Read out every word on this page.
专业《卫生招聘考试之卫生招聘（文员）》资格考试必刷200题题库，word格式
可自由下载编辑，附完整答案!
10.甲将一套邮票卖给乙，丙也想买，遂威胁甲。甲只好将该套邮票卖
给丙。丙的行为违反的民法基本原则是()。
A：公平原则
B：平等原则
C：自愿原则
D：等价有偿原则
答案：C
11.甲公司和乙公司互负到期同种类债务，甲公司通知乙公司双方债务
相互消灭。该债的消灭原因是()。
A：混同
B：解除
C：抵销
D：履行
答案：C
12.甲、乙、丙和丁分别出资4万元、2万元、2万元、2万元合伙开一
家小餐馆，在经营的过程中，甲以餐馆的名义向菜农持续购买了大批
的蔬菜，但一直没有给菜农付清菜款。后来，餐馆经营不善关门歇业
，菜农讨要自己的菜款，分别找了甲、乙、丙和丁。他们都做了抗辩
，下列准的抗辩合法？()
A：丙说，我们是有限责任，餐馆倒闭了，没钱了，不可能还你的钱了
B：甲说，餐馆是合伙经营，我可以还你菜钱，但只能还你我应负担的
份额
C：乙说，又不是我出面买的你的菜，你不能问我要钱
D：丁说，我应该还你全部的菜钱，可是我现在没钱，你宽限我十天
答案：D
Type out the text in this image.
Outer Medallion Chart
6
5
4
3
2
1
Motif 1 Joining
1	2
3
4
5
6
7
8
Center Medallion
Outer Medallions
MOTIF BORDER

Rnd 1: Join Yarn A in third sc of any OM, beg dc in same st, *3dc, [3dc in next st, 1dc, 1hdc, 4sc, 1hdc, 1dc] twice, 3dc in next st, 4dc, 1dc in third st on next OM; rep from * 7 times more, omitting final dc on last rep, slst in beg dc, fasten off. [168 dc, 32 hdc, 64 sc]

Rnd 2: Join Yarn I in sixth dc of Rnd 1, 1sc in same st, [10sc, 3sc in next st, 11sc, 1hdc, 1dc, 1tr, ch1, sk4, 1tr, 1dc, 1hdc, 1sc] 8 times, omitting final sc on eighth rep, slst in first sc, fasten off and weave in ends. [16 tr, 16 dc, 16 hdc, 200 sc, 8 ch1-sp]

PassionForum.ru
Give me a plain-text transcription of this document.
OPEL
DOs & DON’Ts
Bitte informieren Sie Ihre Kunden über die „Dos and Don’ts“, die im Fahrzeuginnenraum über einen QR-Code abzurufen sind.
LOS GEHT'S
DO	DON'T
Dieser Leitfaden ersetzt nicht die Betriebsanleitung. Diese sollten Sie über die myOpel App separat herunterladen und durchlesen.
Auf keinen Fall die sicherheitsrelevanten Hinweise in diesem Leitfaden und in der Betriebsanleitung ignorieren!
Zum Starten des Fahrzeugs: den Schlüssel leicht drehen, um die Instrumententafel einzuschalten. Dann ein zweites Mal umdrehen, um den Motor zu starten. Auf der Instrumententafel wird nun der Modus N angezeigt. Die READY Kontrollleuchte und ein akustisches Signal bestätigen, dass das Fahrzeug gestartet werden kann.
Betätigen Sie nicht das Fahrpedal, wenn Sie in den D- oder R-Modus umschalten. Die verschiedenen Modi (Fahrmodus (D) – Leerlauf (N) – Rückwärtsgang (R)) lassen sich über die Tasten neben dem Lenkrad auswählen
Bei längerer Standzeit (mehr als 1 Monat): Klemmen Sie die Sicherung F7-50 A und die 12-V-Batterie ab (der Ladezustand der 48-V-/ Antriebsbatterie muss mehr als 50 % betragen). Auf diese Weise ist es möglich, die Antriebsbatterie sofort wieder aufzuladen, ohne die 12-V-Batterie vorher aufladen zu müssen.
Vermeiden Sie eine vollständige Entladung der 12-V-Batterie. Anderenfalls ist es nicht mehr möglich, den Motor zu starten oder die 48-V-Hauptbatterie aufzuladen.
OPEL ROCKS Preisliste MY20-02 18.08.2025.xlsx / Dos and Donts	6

.....

(WORK TO BE COMPLETED) Leave out every line before the one containing "Give me a plain-text"; set down that line and all remaining lines of the material exactly.

(EXERCISE SOLUTION)
Give me a plain-text transcription of this document.
OPEL
DOs & DON’Ts
Bitte informieren Sie Ihre Kunden über die „Dos and Don’ts“, die im Fahrzeuginnenraum über einen QR-Code abzurufen sind.
LOS GEHT'S
DO	DON'T
Dieser Leitfaden ersetzt nicht die Betriebsanleitung. Diese sollten Sie über die myOpel App separat herunterladen und durchlesen.
Auf keinen Fall die sicherheitsrelevanten Hinweise in diesem Leitfaden und in der Betriebsanleitung ignorieren!
Zum Starten des Fahrzeugs: den Schlüssel leicht drehen, um die Instrumententafel einzuschalten. Dann ein zweites Mal umdrehen, um den Motor zu starten. Auf der Instrumententafel wird nun der Modus N angezeigt. Die READY Kontrollleuchte und ein akustisches Signal bestätigen, dass das Fahrzeug gestartet werden kann.
Betätigen Sie nicht das Fahrpedal, wenn Sie in den D- oder R-Modus umschalten. Die verschiedenen Modi (Fahrmodus (D) – Leerlauf (N) – Rückwärtsgang (R)) lassen sich über die Tasten neben dem Lenkrad auswählen
Bei längerer Standzeit (mehr als 1 Monat): Klemmen Sie die Sicherung F7-50 A und die 12-V-Batterie ab (der Ladezustand der 48-V-/ Antriebsbatterie muss mehr als 50 % betragen). Auf diese Weise ist es möglich, die Antriebsbatterie sofort wieder aufzuladen, ohne die 12-V-Batterie vorher aufladen zu müssen.
Vermeiden Sie eine vollständige Entladung der 12-V-Batterie. Anderenfalls ist es nicht mehr möglich, den Motor zu starten oder die 48-V-Hauptbatterie aufzuladen.
OPEL ROCKS Preisliste MY20-02 18.08.2025.xlsx / Dos and Donts	6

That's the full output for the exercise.